>> BEGIN

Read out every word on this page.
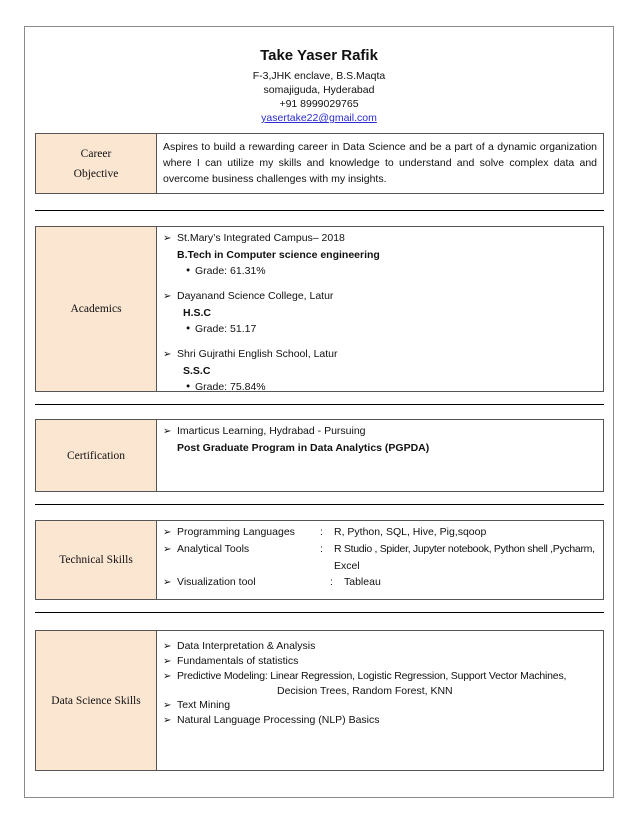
Take Yaser Rafik
F-3,JHK enclave, B.S.Maqta
somajiguda, Hyderabad
+91 8999029765
yasertake22@gmail.com
Career
Objective
Aspires to build a rewarding career in Data Science and be a part of a dynamic organization where I can utilize my skills and knowledge to understand and solve complex data and overcome business challenges with my insights.
Academics
➢ St.Mary’s Integrated Campus– 2018
B.Tech in Computer science engineering
• Grade: 61.31%
➢ Dayanand Science College, Latur
H.S.C
• Grade: 51.17
➢ Shri Gujrathi English School, Latur
S.S.C
• Grade: 75.84%
Certification
➢ Imarticus Learning, Hydrabad - Pursuing
Post Graduate Program in Data Analytics (PGPDA)
Technical Skills
➢ Programming Languages : R, Python, SQL, Hive, Pig,sqoop
➢ Analytical Tools	: R Studio , Spider, Jupyter notebook, Python shell ,Pycharm,
Excel
➢ Visualization tool	: Tableau
Data Science Skills
➢ Data Interpretation & Analysis
➢ Fundamentals of statistics
➢ Predictive Modeling: Linear Regression, Logistic Regression, Support Vector Machines,
Decision Trees, Random Forest, KNN
➢ Text Mining
➢ Natural Language Processing (NLP) Basics
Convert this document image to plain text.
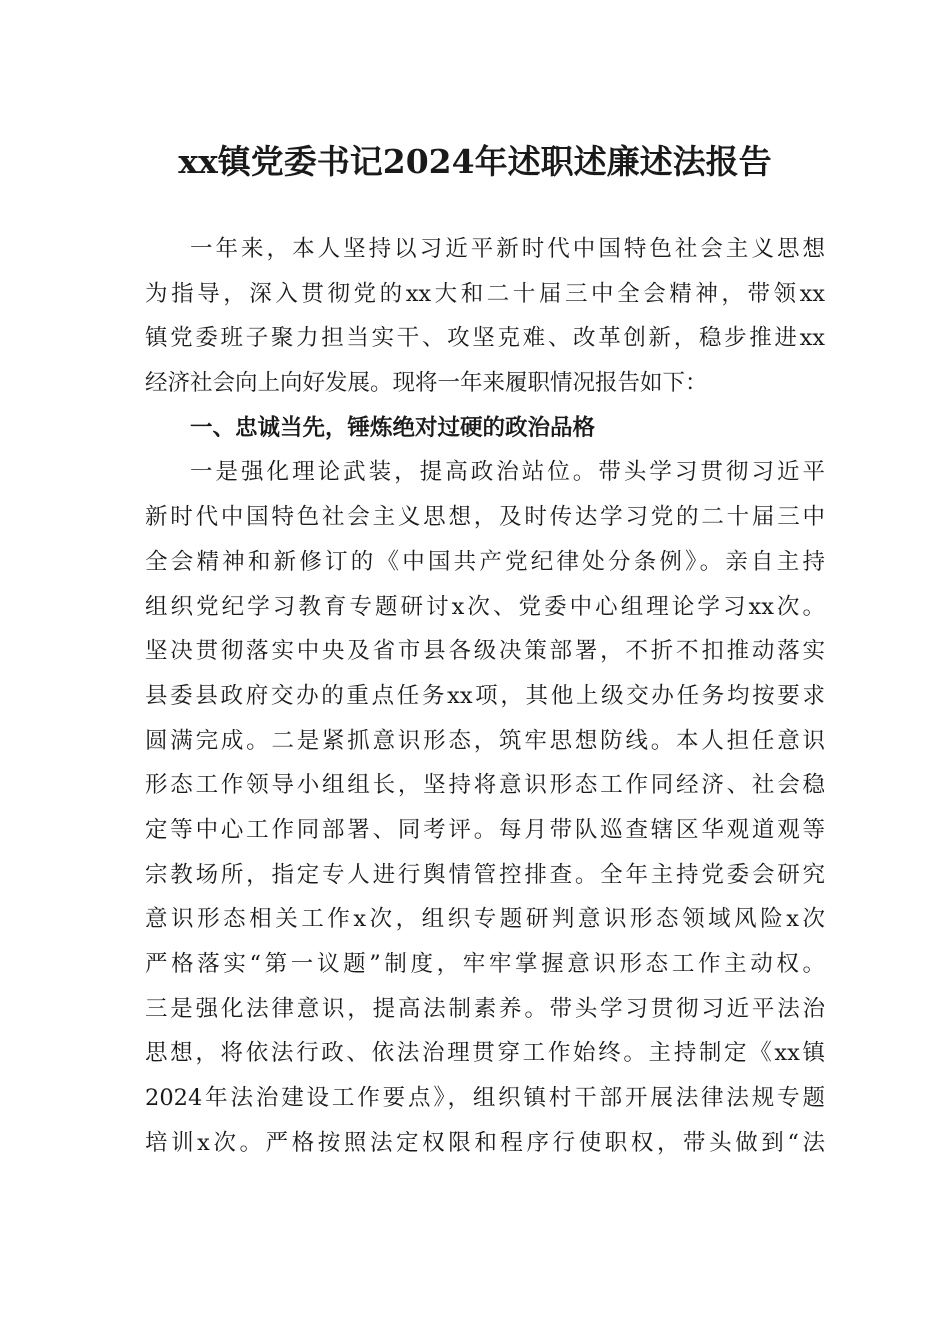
xx镇党委书记2024年述职述廉述法报告
一年来，本人坚持以习近平新时代中国特色社会主义思想
为指导，深入贯彻党的xx大和二十届三中全会精神，带领xx
镇党委班子聚力担当实干、攻坚克难、改革创新，稳步推进xx
经济社会向上向好发展。现将一年来履职情况报告如下：
一、忠诚当先，锤炼绝对过硬的政治品格
一是强化理论武装，提高政治站位。带头学习贯彻习近平
新时代中国特色社会主义思想，及时传达学习党的二十届三中
全会精神和新修订的《中国共产党纪律处分条例》。亲自主持
组织党纪学习教育专题研讨x次、党委中心组理论学习xx次。
坚决贯彻落实中央及省市县各级决策部署，不折不扣推动落实
县委县政府交办的重点任务xx项，其他上级交办任务均按要求
圆满完成。二是紧抓意识形态，筑牢思想防线。本人担任意识
形态工作领导小组组长，坚持将意识形态工作同经济、社会稳
定等中心工作同部署、同考评。每月带队巡查辖区华观道观等
宗教场所，指定专人进行舆情管控排查。全年主持党委会研究
意识形态相关工作x次，组织专题研判意识形态领域风险x次
严格落实“第一议题”制度，牢牢掌握意识形态工作主动权。
三是强化法律意识，提高法制素养。带头学习贯彻习近平法治
思想，将依法行政、依法治理贯穿工作始终。主持制定《xx镇
2024年法治建设工作要点》，组织镇村干部开展法律法规专题
培训x次。严格按照法定权限和程序行使职权，带头做到“法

>> END

» **EXERCISE OBJECTIVE**: Go back to the records above and write them out exactly, without the pictures.

» **TASK ANSWER**:
Read out every word on this page.
Take Yaser Rafik
F-3,JHK enclave, B.S.Maqta
somajiguda, Hyderabad
+91 8999029765
yasertake22@gmail.com
Career
Objective
Aspires to build a rewarding career in Data Science and be a part of a dynamic organization where I can utilize my skills and knowledge to understand and solve complex data and overcome business challenges with my insights.
Academics
➢ St.Mary’s Integrated Campus– 2018
B.Tech in Computer science engineering
• Grade: 61.31%
➢ Dayanand Science College, Latur
H.S.C
• Grade: 51.17
➢ Shri Gujrathi English School, Latur
S.S.C
• Grade: 75.84%
Certification
➢ Imarticus Learning, Hydrabad - Pursuing
Post Graduate Program in Data Analytics (PGPDA)
Technical Skills
➢ Programming Languages : R, Python, SQL, Hive, Pig,sqoop
➢ Analytical Tools	: R Studio , Spider, Jupyter notebook, Python shell ,Pycharm,
Excel
➢ Visualization tool	: Tableau
Data Science Skills
➢ Data Interpretation & Analysis
➢ Fundamentals of statistics
➢ Predictive Modeling: Linear Regression, Logistic Regression, Support Vector Machines,
Decision Trees, Random Forest, KNN
➢ Text Mining
➢ Natural Language Processing (NLP) Basics
Convert this document image to plain text.
xx镇党委书记2024年述职述廉述法报告
一年来，本人坚持以习近平新时代中国特色社会主义思想
为指导，深入贯彻党的xx大和二十届三中全会精神，带领xx
镇党委班子聚力担当实干、攻坚克难、改革创新，稳步推进xx
经济社会向上向好发展。现将一年来履职情况报告如下：
一、忠诚当先，锤炼绝对过硬的政治品格
一是强化理论武装，提高政治站位。带头学习贯彻习近平
新时代中国特色社会主义思想，及时传达学习党的二十届三中
全会精神和新修订的《中国共产党纪律处分条例》。亲自主持
组织党纪学习教育专题研讨x次、党委中心组理论学习xx次。
坚决贯彻落实中央及省市县各级决策部署，不折不扣推动落实
县委县政府交办的重点任务xx项，其他上级交办任务均按要求
圆满完成。二是紧抓意识形态，筑牢思想防线。本人担任意识
形态工作领导小组组长，坚持将意识形态工作同经济、社会稳
定等中心工作同部署、同考评。每月带队巡查辖区华观道观等
宗教场所，指定专人进行舆情管控排查。全年主持党委会研究
意识形态相关工作x次，组织专题研判意识形态领域风险x次
严格落实“第一议题”制度，牢牢掌握意识形态工作主动权。
三是强化法律意识，提高法制素养。带头学习贯彻习近平法治
思想，将依法行政、依法治理贯穿工作始终。主持制定《xx镇
2024年法治建设工作要点》，组织镇村干部开展法律法规专题
培训x次。严格按照法定权限和程序行使职权，带头做到“法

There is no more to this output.